Work to be completed =>
Give every line back verbatim, dropping all images.

Record excerpts =>

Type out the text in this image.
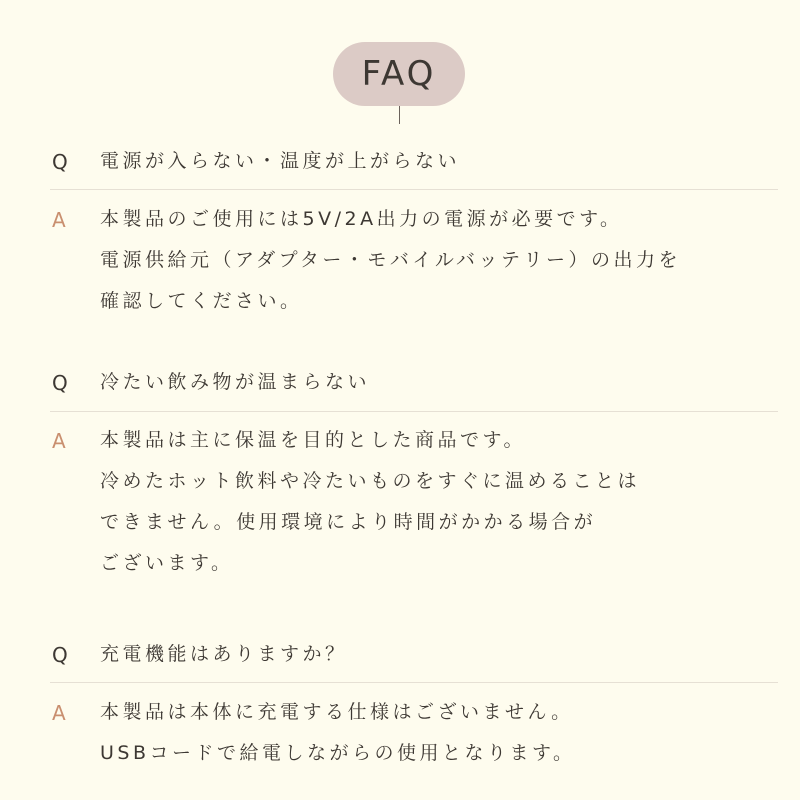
FAQ
Q	電源が入らない・温度が上がらない
A	本製品のご使用には5V/2A出力の電源が必要です。
電源供給元（アダプター・モバイルバッテリー）の出力を
確認してください。
Q	冷たい飲み物が温まらない
A	本製品は主に保温を目的とした商品です。
冷めたホット飲料や冷たいものをすぐに温めることは
できません。使用環境により時間がかかる場合が
ございます。
Q	充電機能はありますか？
A	本製品は本体に充電する仕様はございません。
USBコードで給電しながらの使用となります。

Final result =>
Type out the text in this image.
FAQ
Q	電源が入らない・温度が上がらない
A	本製品のご使用には5V/2A出力の電源が必要です。
電源供給元（アダプター・モバイルバッテリー）の出力を
確認してください。
Q	冷たい飲み物が温まらない
A	本製品は主に保温を目的とした商品です。
冷めたホット飲料や冷たいものをすぐに温めることは
できません。使用環境により時間がかかる場合が
ございます。
Q	充電機能はありますか？
A	本製品は本体に充電する仕様はございません。
USBコードで給電しながらの使用となります。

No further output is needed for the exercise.